--- START OF Stored records ---

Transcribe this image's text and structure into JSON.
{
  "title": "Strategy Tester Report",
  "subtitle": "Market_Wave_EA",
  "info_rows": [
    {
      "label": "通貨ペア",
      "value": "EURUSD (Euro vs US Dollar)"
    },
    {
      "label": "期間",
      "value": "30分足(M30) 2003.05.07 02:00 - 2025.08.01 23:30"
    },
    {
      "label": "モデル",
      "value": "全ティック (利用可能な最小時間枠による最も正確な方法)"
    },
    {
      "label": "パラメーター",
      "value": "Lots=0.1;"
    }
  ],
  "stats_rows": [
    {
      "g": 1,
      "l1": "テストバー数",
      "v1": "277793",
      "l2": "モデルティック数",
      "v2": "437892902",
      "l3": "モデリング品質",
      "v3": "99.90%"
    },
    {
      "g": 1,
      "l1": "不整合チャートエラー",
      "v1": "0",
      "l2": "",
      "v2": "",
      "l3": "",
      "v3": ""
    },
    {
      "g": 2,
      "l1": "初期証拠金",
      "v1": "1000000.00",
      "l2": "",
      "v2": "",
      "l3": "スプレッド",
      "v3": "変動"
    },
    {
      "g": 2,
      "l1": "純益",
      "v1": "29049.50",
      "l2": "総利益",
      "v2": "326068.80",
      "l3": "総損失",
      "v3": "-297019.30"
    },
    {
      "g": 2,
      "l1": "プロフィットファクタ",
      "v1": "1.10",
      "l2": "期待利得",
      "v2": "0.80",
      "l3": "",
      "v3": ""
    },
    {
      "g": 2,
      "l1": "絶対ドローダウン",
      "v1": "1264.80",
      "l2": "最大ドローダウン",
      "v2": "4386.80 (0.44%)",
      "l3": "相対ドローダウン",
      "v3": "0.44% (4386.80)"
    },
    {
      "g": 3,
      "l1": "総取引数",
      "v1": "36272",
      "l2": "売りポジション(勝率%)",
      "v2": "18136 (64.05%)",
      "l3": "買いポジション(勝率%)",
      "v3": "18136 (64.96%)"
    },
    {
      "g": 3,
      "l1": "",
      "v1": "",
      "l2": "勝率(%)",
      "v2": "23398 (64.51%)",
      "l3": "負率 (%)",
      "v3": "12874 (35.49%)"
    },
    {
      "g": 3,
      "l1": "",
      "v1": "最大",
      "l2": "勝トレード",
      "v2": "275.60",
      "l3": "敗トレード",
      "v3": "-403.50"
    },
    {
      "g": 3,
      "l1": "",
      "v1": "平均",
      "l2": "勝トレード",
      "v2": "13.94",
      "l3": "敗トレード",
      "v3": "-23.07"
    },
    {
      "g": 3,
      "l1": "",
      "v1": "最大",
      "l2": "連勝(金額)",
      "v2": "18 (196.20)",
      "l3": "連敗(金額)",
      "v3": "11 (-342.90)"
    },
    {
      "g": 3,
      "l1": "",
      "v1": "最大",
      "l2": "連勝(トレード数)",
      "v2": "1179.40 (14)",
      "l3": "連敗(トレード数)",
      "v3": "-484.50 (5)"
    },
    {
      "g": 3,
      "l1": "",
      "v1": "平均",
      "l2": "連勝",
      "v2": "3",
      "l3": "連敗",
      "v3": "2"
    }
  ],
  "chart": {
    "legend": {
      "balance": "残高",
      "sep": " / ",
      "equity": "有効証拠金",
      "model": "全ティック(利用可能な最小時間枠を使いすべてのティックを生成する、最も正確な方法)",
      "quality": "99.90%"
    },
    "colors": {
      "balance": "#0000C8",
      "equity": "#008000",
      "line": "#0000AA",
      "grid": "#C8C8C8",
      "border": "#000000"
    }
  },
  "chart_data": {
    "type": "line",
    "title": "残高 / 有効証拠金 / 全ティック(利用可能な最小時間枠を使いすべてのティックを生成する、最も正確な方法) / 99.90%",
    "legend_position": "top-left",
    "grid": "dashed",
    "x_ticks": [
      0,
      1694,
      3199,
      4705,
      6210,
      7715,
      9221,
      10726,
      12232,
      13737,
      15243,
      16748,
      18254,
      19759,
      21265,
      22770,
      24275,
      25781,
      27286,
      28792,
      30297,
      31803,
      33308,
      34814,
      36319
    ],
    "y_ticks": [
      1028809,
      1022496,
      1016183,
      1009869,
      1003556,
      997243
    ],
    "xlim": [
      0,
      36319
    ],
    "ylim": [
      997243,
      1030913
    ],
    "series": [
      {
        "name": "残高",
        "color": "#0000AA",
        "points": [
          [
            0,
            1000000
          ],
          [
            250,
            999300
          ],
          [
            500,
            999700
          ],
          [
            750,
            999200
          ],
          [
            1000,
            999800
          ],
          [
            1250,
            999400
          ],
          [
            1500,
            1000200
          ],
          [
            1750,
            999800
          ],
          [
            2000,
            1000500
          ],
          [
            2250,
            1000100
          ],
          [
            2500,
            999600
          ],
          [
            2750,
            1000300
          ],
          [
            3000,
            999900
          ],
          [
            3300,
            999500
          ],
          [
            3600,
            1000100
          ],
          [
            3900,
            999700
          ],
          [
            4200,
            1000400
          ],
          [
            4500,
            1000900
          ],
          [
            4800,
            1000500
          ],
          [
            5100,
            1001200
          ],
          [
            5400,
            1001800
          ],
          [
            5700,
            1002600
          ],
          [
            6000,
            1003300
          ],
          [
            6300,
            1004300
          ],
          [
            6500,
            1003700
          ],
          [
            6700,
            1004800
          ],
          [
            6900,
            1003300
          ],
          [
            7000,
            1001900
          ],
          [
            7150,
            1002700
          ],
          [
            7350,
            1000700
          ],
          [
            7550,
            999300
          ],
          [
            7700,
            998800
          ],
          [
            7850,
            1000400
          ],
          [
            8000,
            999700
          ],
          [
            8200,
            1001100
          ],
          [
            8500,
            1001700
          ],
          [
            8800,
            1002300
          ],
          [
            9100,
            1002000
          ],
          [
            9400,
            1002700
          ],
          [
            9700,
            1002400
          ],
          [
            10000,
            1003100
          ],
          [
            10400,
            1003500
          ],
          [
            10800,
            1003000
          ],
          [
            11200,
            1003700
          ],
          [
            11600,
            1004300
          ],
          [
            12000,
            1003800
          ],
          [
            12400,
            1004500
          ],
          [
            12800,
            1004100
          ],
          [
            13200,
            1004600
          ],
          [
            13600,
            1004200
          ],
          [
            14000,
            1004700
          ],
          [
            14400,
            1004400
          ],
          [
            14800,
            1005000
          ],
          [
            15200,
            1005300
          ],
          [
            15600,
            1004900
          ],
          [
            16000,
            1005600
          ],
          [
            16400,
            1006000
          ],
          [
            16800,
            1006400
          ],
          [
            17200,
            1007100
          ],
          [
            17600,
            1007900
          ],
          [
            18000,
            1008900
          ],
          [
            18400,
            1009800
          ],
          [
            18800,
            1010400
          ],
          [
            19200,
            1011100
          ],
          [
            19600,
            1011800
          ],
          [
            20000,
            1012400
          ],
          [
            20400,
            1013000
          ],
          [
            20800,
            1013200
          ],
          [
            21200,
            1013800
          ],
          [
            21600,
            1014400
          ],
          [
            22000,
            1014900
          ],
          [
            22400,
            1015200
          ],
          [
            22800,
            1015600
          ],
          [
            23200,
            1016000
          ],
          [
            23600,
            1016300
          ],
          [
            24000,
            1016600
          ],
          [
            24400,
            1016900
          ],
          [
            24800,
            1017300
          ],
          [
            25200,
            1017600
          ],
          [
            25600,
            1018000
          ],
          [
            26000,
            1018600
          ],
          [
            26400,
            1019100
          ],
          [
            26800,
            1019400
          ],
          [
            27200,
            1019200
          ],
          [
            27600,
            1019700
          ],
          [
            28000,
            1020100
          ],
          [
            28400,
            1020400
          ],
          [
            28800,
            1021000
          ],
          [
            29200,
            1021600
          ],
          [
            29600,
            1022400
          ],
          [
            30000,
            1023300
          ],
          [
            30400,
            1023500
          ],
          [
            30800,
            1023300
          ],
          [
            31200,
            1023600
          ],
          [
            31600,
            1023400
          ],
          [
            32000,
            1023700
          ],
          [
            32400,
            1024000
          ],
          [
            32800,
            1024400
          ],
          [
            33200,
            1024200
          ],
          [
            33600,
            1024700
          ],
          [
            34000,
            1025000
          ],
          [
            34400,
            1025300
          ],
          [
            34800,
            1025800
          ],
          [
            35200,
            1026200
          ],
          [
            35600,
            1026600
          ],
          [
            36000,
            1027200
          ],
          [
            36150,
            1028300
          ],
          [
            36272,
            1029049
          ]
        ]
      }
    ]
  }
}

--- END OF Stored records ---

:: Directions for this task ::
Copy out every line in the entries above that holds "全ティック".

:: Full output ::
      "value": "全ティック (利用可能な最小時間枠による最も正確な方法)"
      "model": "全ティック(利用可能な最小時間枠を使いすべてのティックを生成する、最も正確な方法)",
    "title": "残高 / 有効証拠金 / 全ティック(利用可能な最小時間枠を使いすべてのティックを生成する、最も正確な方法) / 99.90%",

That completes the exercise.